• [Written problem]
Your task is to repeat the entries exactly. Leave the pictures out.

Stored records
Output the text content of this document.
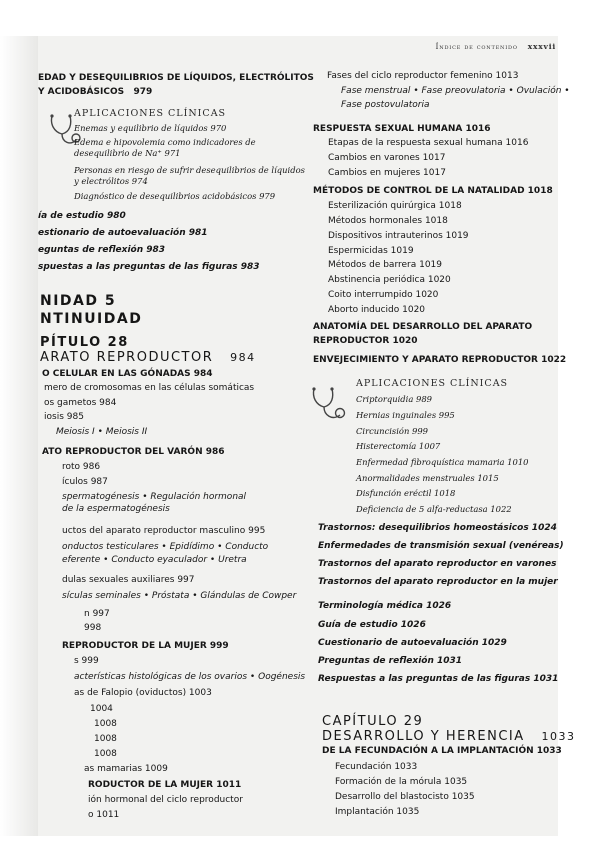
Índice de contenido xxxvii
EDAD Y DESEQUILIBRIOS DE LÍQUIDOS, ELECTRÓLITOS
Y ACIDOBÁSICOS 979
APLICACIONES CLÍNICAS
Enemas y equilibrio de líquidos 970
Edema e hipovolemia como indicadores de
desequilibrio de Na⁺ 971
Personas en riesgo de sufrir desequilibrios de líquidos
y electrólitos 974
Diagnóstico de desequilibrios acidobásicos 979
ía de estudio 980
estionario de autoevaluación 981
eguntas de reflexión 983
spuestas a las preguntas de las figuras 983
NIDAD 5
NTINUIDAD
PÍTULO 28
ARATO REPRODUCTOR 984
O CELULAR EN LAS GÓNADAS 984
mero de cromosomas en las células somáticas
os gametos 984
iosis 985
Meiosis I • Meiosis II
ATO REPRODUCTOR DEL VARÓN 986
roto 986
ículos 987
spermatogénesis • Regulación hormonal
de la espermatogénesis
uctos del aparato reproductor masculino 995
onductos testiculares • Epidídimo • Conducto
eferente • Conducto eyaculador • Uretra
dulas sexuales auxiliares 997
sículas seminales • Próstata • Glándulas de Cowper
n 997
998
REPRODUCTOR DE LA MUJER 999
s 999
acterísticas histológicas de los ovarios • Oogénesis
as de Falopio (oviductos) 1003
1004
1008
1008
1008
as mamarias 1009
RODUCTOR DE LA MUJER 1011
ión hormonal del ciclo reproductor
o 1011
Fases del ciclo reproductor femenino 1013
Fase menstrual • Fase preovulatoria • Ovulación •
Fase postovulatoria
RESPUESTA SEXUAL HUMANA 1016
Etapas de la respuesta sexual humana 1016
Cambios en varones 1017
Cambios en mujeres 1017
MÉTODOS DE CONTROL DE LA NATALIDAD 1018
Esterilización quirúrgica 1018
Métodos hormonales 1018
Dispositivos intrauterinos 1019
Espermicidas 1019
Métodos de barrera 1019
Abstinencia periódica 1020
Coito interrumpido 1020
Aborto inducido 1020
ANATOMÍA DEL DESARROLLO DEL APARATO
REPRODUCTOR 1020
ENVEJECIMIENTO Y APARATO REPRODUCTOR 1022
APLICACIONES CLÍNICAS
Criptorquidia 989
Hernias inguinales 995
Circuncisión 999
Histerectomía 1007
Enfermedad fibroquística mamaria 1010
Anormalidades menstruales 1015
Disfunción eréctil 1018
Deficiencia de 5 alfa-reductasa 1022
Trastornos: desequilibrios homeostásicos 1024
Enfermedades de transmisión sexual (venéreas)
Trastornos del aparato reproductor en varones
Trastornos del aparato reproductor en la mujer
Terminología médica 1026
Guía de estudio 1026
Cuestionario de autoevaluación 1029
Preguntas de reflexión 1031
Respuestas a las preguntas de las figuras 1031
CAPÍTULO 29
DESARROLLO Y HERENCIA 1033
DE LA FECUNDACIÓN A LA IMPLANTACIÓN 1033
Fecundación 1033
Formación de la mórula 1035
Desarrollo del blastocisto 1035
Implantación 1035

• [Solved problem]
Output the text content of this document.
Índice de contenido xxxvii
EDAD Y DESEQUILIBRIOS DE LÍQUIDOS, ELECTRÓLITOS
Y ACIDOBÁSICOS 979
APLICACIONES CLÍNICAS
Enemas y equilibrio de líquidos 970
Edema e hipovolemia como indicadores de
desequilibrio de Na⁺ 971
Personas en riesgo de sufrir desequilibrios de líquidos
y electrólitos 974
Diagnóstico de desequilibrios acidobásicos 979
ía de estudio 980
estionario de autoevaluación 981
eguntas de reflexión 983
spuestas a las preguntas de las figuras 983
NIDAD 5
NTINUIDAD
PÍTULO 28
ARATO REPRODUCTOR 984
O CELULAR EN LAS GÓNADAS 984
mero de cromosomas en las células somáticas
os gametos 984
iosis 985
Meiosis I • Meiosis II
ATO REPRODUCTOR DEL VARÓN 986
roto 986
ículos 987
spermatogénesis • Regulación hormonal
de la espermatogénesis
uctos del aparato reproductor masculino 995
onductos testiculares • Epidídimo • Conducto
eferente • Conducto eyaculador • Uretra
dulas sexuales auxiliares 997
sículas seminales • Próstata • Glándulas de Cowper
n 997
998
REPRODUCTOR DE LA MUJER 999
s 999
acterísticas histológicas de los ovarios • Oogénesis
as de Falopio (oviductos) 1003
1004
1008
1008
1008
as mamarias 1009
RODUCTOR DE LA MUJER 1011
ión hormonal del ciclo reproductor
o 1011
Fases del ciclo reproductor femenino 1013
Fase menstrual • Fase preovulatoria • Ovulación •
Fase postovulatoria
RESPUESTA SEXUAL HUMANA 1016
Etapas de la respuesta sexual humana 1016
Cambios en varones 1017
Cambios en mujeres 1017
MÉTODOS DE CONTROL DE LA NATALIDAD 1018
Esterilización quirúrgica 1018
Métodos hormonales 1018
Dispositivos intrauterinos 1019
Espermicidas 1019
Métodos de barrera 1019
Abstinencia periódica 1020
Coito interrumpido 1020
Aborto inducido 1020
ANATOMÍA DEL DESARROLLO DEL APARATO
REPRODUCTOR 1020
ENVEJECIMIENTO Y APARATO REPRODUCTOR 1022
APLICACIONES CLÍNICAS
Criptorquidia 989
Hernias inguinales 995
Circuncisión 999
Histerectomía 1007
Enfermedad fibroquística mamaria 1010
Anormalidades menstruales 1015
Disfunción eréctil 1018
Deficiencia de 5 alfa-reductasa 1022
Trastornos: desequilibrios homeostásicos 1024
Enfermedades de transmisión sexual (venéreas)
Trastornos del aparato reproductor en varones
Trastornos del aparato reproductor en la mujer
Terminología médica 1026
Guía de estudio 1026
Cuestionario de autoevaluación 1029
Preguntas de reflexión 1031
Respuestas a las preguntas de las figuras 1031
CAPÍTULO 29
DESARROLLO Y HERENCIA 1033
DE LA FECUNDACIÓN A LA IMPLANTACIÓN 1033
Fecundación 1033
Formación de la mórula 1035
Desarrollo del blastocisto 1035
Implantación 1035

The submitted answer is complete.